Task to carry out:
Below are some records. Say in a single number how many of their lines include the word "BTCUSD".

(Data entries for graphics)
----------
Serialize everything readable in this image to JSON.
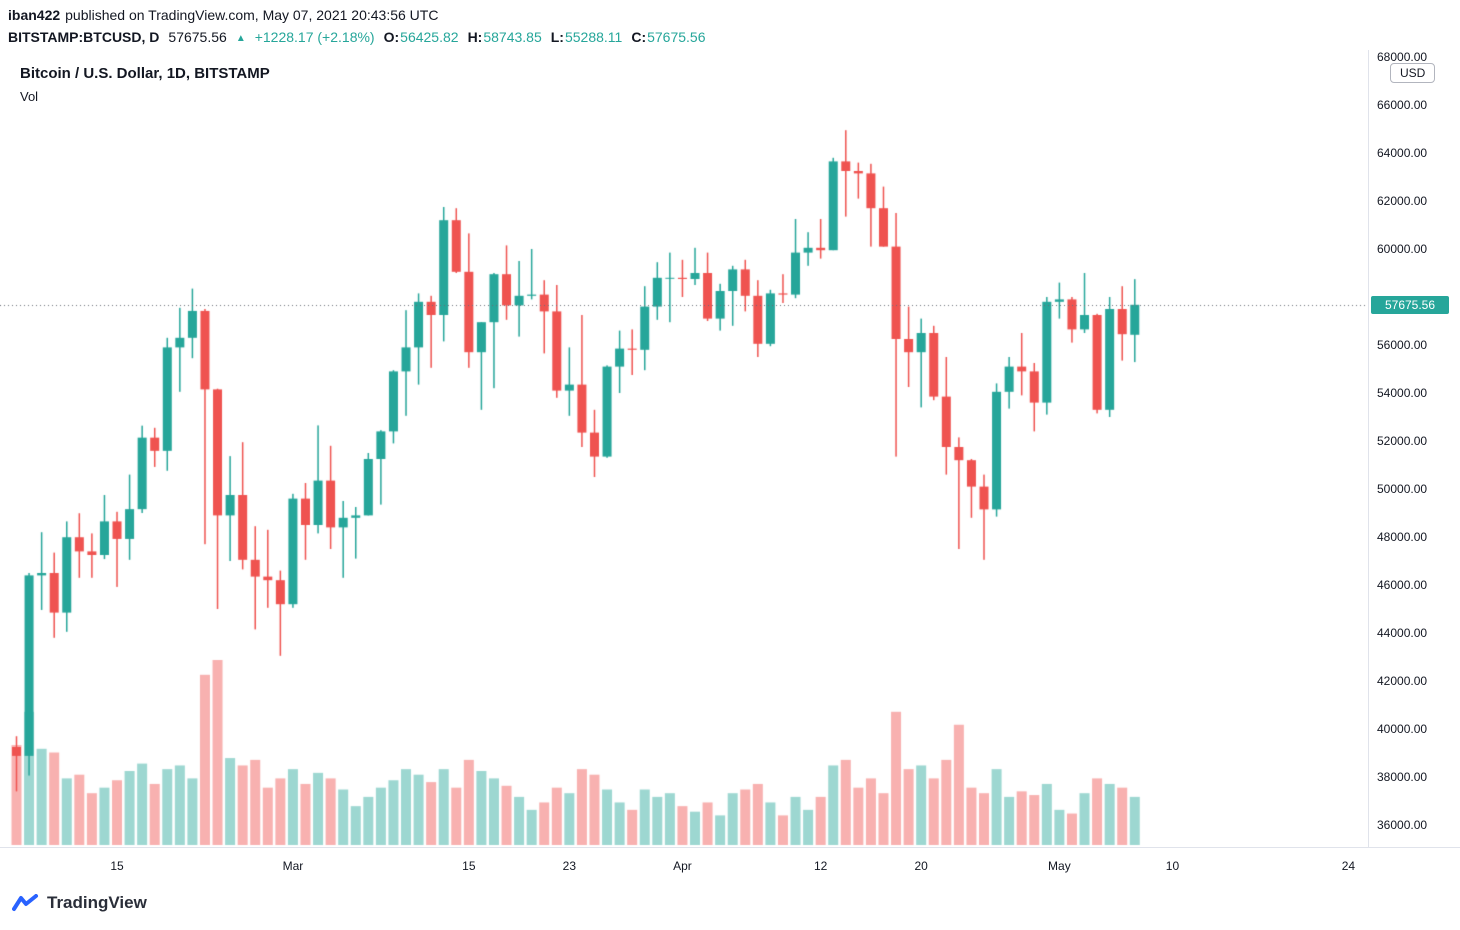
{
  "attribution": {
    "username": "iban422",
    "published_text": "published on TradingView.com, May 07, 2021 20:43:56 UTC"
  },
  "quote_bar": {
    "symbol_interval": "BITSTAMP:BTCUSD, D",
    "last_price": "57675.56",
    "direction_icon": "▲",
    "change": "+1228.17 (+2.18%)",
    "open_label": "O:",
    "open": "56425.82",
    "high_label": "H:",
    "high": "58743.85",
    "low_label": "L:",
    "low": "55288.11",
    "close_label": "C:",
    "close": "57675.56"
  },
  "legend": {
    "title": "Bitcoin / U.S. Dollar, 1D, BITSTAMP",
    "indicator": "Vol"
  },
  "price_axis": {
    "currency_button": "USD",
    "price_badge": "57675.56",
    "labels": [
      "68000.00",
      "66000.00",
      "64000.00",
      "62000.00",
      "60000.00",
      "56000.00",
      "54000.00",
      "52000.00",
      "50000.00",
      "48000.00",
      "46000.00",
      "44000.00",
      "42000.00",
      "40000.00",
      "38000.00",
      "36000.00"
    ]
  },
  "time_axis": {
    "labels": [
      {
        "text": "15",
        "i": 8
      },
      {
        "text": "Mar",
        "i": 22
      },
      {
        "text": "15",
        "i": 36
      },
      {
        "text": "23",
        "i": 44
      },
      {
        "text": "Apr",
        "i": 53
      },
      {
        "text": "12",
        "i": 64
      },
      {
        "text": "20",
        "i": 72
      },
      {
        "text": "May",
        "i": 83
      },
      {
        "text": "10",
        "i": 92
      },
      {
        "text": "24",
        "i": 106
      }
    ]
  },
  "footer": {
    "brand": "TradingView"
  },
  "colors": {
    "up": "#26a69a",
    "down": "#ef5350",
    "volume_up": "rgba(38,166,154,0.45)",
    "volume_down": "rgba(239,83,80,0.45)",
    "badge_bg": "#26a69a",
    "accent_text": "#26a69a",
    "axis_text": "#131722",
    "brand_blue": "#2962ff",
    "dotted_line": "#6a6d78"
  },
  "chart_data": {
    "type": "candlestick",
    "title": "Bitcoin / U.S. Dollar, 1D, BITSTAMP",
    "symbol": "BITSTAMP:BTCUSD",
    "interval": "1D",
    "legend_position": "top-left",
    "grid": false,
    "price_axis": {
      "position": "right",
      "min": 36000,
      "max": 68000,
      "tick_step": 2000
    },
    "last_price": 57675.56,
    "volume_note": "volume_rel is relative 0-100; no volume axis labels are shown on screen",
    "columns": [
      "date",
      "open",
      "high",
      "low",
      "close",
      "volume_rel"
    ],
    "candles": [
      [
        "2021-02-07",
        39250,
        39700,
        37400,
        38880,
        54
      ],
      [
        "2021-02-08",
        38880,
        46500,
        38060,
        46400,
        72
      ],
      [
        "2021-02-09",
        46400,
        48200,
        44960,
        46500,
        52
      ],
      [
        "2021-02-10",
        46500,
        47350,
        43800,
        44850,
        50
      ],
      [
        "2021-02-11",
        44850,
        48650,
        44050,
        47990,
        36
      ],
      [
        "2021-02-12",
        47990,
        48990,
        46300,
        47400,
        38
      ],
      [
        "2021-02-13",
        47400,
        48150,
        46300,
        47250,
        28
      ],
      [
        "2021-02-14",
        47250,
        49750,
        47080,
        48650,
        31
      ],
      [
        "2021-02-15",
        48650,
        49050,
        45920,
        47920,
        35
      ],
      [
        "2021-02-16",
        47920,
        50600,
        47050,
        49160,
        40
      ],
      [
        "2021-02-17",
        49160,
        52640,
        49000,
        52140,
        44
      ],
      [
        "2021-02-18",
        52140,
        52550,
        50920,
        51590,
        33
      ],
      [
        "2021-02-19",
        51590,
        56300,
        50760,
        55900,
        41
      ],
      [
        "2021-02-20",
        55900,
        57550,
        54050,
        56300,
        43
      ],
      [
        "2021-02-21",
        56300,
        58350,
        55450,
        57420,
        36
      ],
      [
        "2021-02-22",
        57420,
        57500,
        47700,
        54150,
        92
      ],
      [
        "2021-02-23",
        54150,
        54180,
        45000,
        48900,
        100
      ],
      [
        "2021-02-24",
        48900,
        51370,
        47000,
        49750,
        47
      ],
      [
        "2021-02-25",
        49750,
        51950,
        46650,
        47050,
        43
      ],
      [
        "2021-02-26",
        47050,
        48450,
        44150,
        46350,
        46
      ],
      [
        "2021-02-27",
        46350,
        48300,
        45050,
        46200,
        31
      ],
      [
        "2021-02-28",
        46200,
        46600,
        43050,
        45200,
        36
      ],
      [
        "2021-03-01",
        45200,
        49800,
        45050,
        49600,
        41
      ],
      [
        "2021-03-02",
        49600,
        50250,
        47050,
        48500,
        33
      ],
      [
        "2021-03-03",
        48500,
        52650,
        48150,
        50350,
        39
      ],
      [
        "2021-03-04",
        50350,
        51800,
        47500,
        48400,
        36
      ],
      [
        "2021-03-05",
        48400,
        49500,
        46300,
        48800,
        30
      ],
      [
        "2021-03-06",
        48800,
        49250,
        47100,
        48900,
        21
      ],
      [
        "2021-03-07",
        48900,
        51500,
        48900,
        51250,
        26
      ],
      [
        "2021-03-08",
        51250,
        52450,
        49350,
        52400,
        31
      ],
      [
        "2021-03-09",
        52400,
        54950,
        51900,
        54900,
        35
      ],
      [
        "2021-03-10",
        54900,
        57450,
        53050,
        55900,
        41
      ],
      [
        "2021-03-11",
        55900,
        58150,
        54350,
        57800,
        38
      ],
      [
        "2021-03-12",
        57800,
        58050,
        55050,
        57250,
        34
      ],
      [
        "2021-03-13",
        57250,
        61750,
        56150,
        61200,
        41
      ],
      [
        "2021-03-14",
        61200,
        61700,
        59000,
        59050,
        31
      ],
      [
        "2021-03-15",
        59050,
        60650,
        55050,
        55700,
        46
      ],
      [
        "2021-03-16",
        55700,
        56950,
        53300,
        56950,
        40
      ],
      [
        "2021-03-17",
        56950,
        59000,
        54200,
        58950,
        36
      ],
      [
        "2021-03-18",
        58950,
        60150,
        57050,
        57650,
        32
      ],
      [
        "2021-03-19",
        57650,
        59500,
        56350,
        58050,
        26
      ],
      [
        "2021-03-20",
        58050,
        60000,
        57900,
        58100,
        19
      ],
      [
        "2021-03-21",
        58100,
        58700,
        55650,
        57400,
        23
      ],
      [
        "2021-03-22",
        57400,
        58500,
        53800,
        54100,
        31
      ],
      [
        "2021-03-23",
        54100,
        55900,
        53050,
        54350,
        28
      ],
      [
        "2021-03-24",
        54350,
        57250,
        51750,
        52350,
        41
      ],
      [
        "2021-03-25",
        52350,
        53300,
        50500,
        51350,
        38
      ],
      [
        "2021-03-26",
        51350,
        55150,
        51300,
        55100,
        30
      ],
      [
        "2021-03-27",
        55100,
        56600,
        54000,
        55850,
        23
      ],
      [
        "2021-03-28",
        55850,
        56650,
        54750,
        55800,
        19
      ],
      [
        "2021-03-29",
        55800,
        58450,
        54950,
        57600,
        30
      ],
      [
        "2021-03-30",
        57600,
        59450,
        57050,
        58800,
        26
      ],
      [
        "2021-03-31",
        58800,
        59850,
        56950,
        58800,
        28
      ],
      [
        "2021-04-01",
        58800,
        59550,
        58000,
        58750,
        21
      ],
      [
        "2021-04-02",
        58750,
        60050,
        58500,
        59000,
        18
      ],
      [
        "2021-04-03",
        59000,
        59850,
        57000,
        57100,
        23
      ],
      [
        "2021-04-04",
        57100,
        58550,
        56600,
        58250,
        16
      ],
      [
        "2021-04-05",
        58250,
        59300,
        56800,
        59150,
        28
      ],
      [
        "2021-04-06",
        59150,
        59550,
        57400,
        58050,
        30
      ],
      [
        "2021-04-07",
        58050,
        58700,
        55500,
        56050,
        33
      ],
      [
        "2021-04-08",
        56050,
        58300,
        55950,
        58150,
        23
      ],
      [
        "2021-04-09",
        58150,
        58950,
        57750,
        58100,
        16
      ],
      [
        "2021-04-10",
        58100,
        61250,
        57950,
        59850,
        26
      ],
      [
        "2021-04-11",
        59850,
        60700,
        59300,
        60050,
        19
      ],
      [
        "2021-04-12",
        60050,
        61250,
        59600,
        59950,
        26
      ],
      [
        "2021-04-13",
        59950,
        63800,
        59950,
        63650,
        43
      ],
      [
        "2021-04-14",
        63650,
        64950,
        61350,
        63250,
        46
      ],
      [
        "2021-04-15",
        63250,
        63600,
        62100,
        63150,
        31
      ],
      [
        "2021-04-16",
        63150,
        63550,
        60100,
        61700,
        36
      ],
      [
        "2021-04-17",
        61700,
        62600,
        60100,
        60100,
        28
      ],
      [
        "2021-04-18",
        60100,
        61500,
        51350,
        56250,
        72
      ],
      [
        "2021-04-19",
        56250,
        57600,
        54250,
        55700,
        41
      ],
      [
        "2021-04-20",
        55700,
        57100,
        53400,
        56500,
        43
      ],
      [
        "2021-04-21",
        56500,
        56800,
        53700,
        53850,
        36
      ],
      [
        "2021-04-22",
        53850,
        55500,
        50600,
        51750,
        46
      ],
      [
        "2021-04-23",
        51750,
        52150,
        47500,
        51200,
        65
      ],
      [
        "2021-04-24",
        51200,
        51250,
        48800,
        50100,
        31
      ],
      [
        "2021-04-25",
        50100,
        50600,
        47050,
        49150,
        28
      ],
      [
        "2021-04-26",
        49150,
        54400,
        48850,
        54050,
        41
      ],
      [
        "2021-04-27",
        54050,
        55500,
        53350,
        55100,
        26
      ],
      [
        "2021-04-28",
        55100,
        56500,
        53900,
        54900,
        29
      ],
      [
        "2021-04-29",
        54900,
        55250,
        52400,
        53600,
        27
      ],
      [
        "2021-04-30",
        53600,
        58000,
        53100,
        57800,
        33
      ],
      [
        "2021-05-01",
        57800,
        58600,
        57100,
        57900,
        19
      ],
      [
        "2021-05-02",
        57900,
        58000,
        56100,
        56650,
        17
      ],
      [
        "2021-05-03",
        56650,
        59000,
        56500,
        57250,
        28
      ],
      [
        "2021-05-04",
        57250,
        57300,
        53150,
        53300,
        36
      ],
      [
        "2021-05-05",
        53300,
        58000,
        53000,
        57500,
        33
      ],
      [
        "2021-05-06",
        57500,
        58450,
        55350,
        56450,
        31
      ],
      [
        "2021-05-07",
        56425.82,
        58743.85,
        55288.11,
        57675.56,
        26
      ]
    ]
  }
}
----------
Task result:
2